* TUGAS DAN LATIHAN:
(a) Jawab pertanyaan berikut berdasarkan petikan tentang penyelenggara pelabuhan:
(i) Siapa yang melaksanakan fungsi keselamatan dan keamanan pelayaran?
(ii) Pada pelabuhan seperti apa Otoritas Pelabuhan dibentuk?
(iii) Unit Penyelenggara Pelabuhan dapat merupakan apa saja?
(b) Ketik ulang dengan persis bagian petikan tentang penyelenggara pelabuhan yang dimulai dengan "4. Fungsi keselamatan" dan berlanjut sampai "peraturan perundang-undangan.".

* PETIKAN:
4. Fungsi keselamatan dan
keamanan pelayaran sebagaimana dimaksud ayat (1) huruf b dilaksanakan oleh
Syahbandar. ngsi kepabeanan, keimigrasian, dan kekarantinaan sebagaimana
dimaksud pada ayat (1) huruf c, huruf d, dan huruf e dilaksanakan sesuai dengan
peraturan perundang-undangan.
Paragraf 3
Penyelenggara Pelabuhan
Pasal 81
1. Penyelenggara
pelabuhan sebagaimana dimaksud dalam Pasal 80 ayat (3) yaitu terdiri atas:
a. Otoritas Pelabuhan;
atau
b. Unit Penyelenggara
Pelabuhan.
2. Otoritas Pelabuhan
sebagaimana dimaksud pada ayat (1) huruf a dibentuk pada pelabuhan yang
diusahakan secara komersial.
3. Unit Penyelenggara
Pelabuhan sebagaimana dimaksud ayat (1) huruf b dibentuk pada pelabuhan yang
belum diusahakan secara komersial.
4. Unit Penyelenggara
Pelabuhan sebagaimana dimaksud pada ayat (3) dapat merupakan Unit Penyelenggara
Pelabuhan Pemerintah dan Unit Penyelenggara Pelabuhan pemerintah daerah.

* CUPLIKAN DATA:
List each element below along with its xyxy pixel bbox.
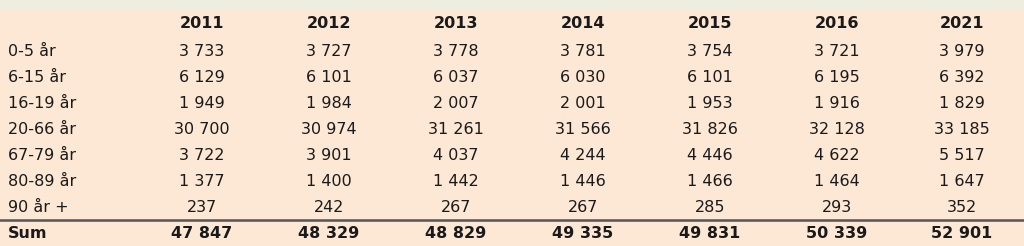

* JAWABAN LENGKAP:
(a)
(i) Syahbandar.
(ii) Pada pelabuhan yang diusahakan secara komersial.
(iii) Unit Penyelenggara Pelabuhan Pemerintah dan Unit Penyelenggara Pelabuhan pemerintah daerah.

(b)
4. Fungsi keselamatan dan
keamanan pelayaran sebagaimana dimaksud ayat (1) huruf b dilaksanakan oleh
Syahbandar. ngsi kepabeanan, keimigrasian, dan kekarantinaan sebagaimana
dimaksud pada ayat (1) huruf c, huruf d, dan huruf e dilaksanakan sesuai dengan
peraturan perundang-undangan.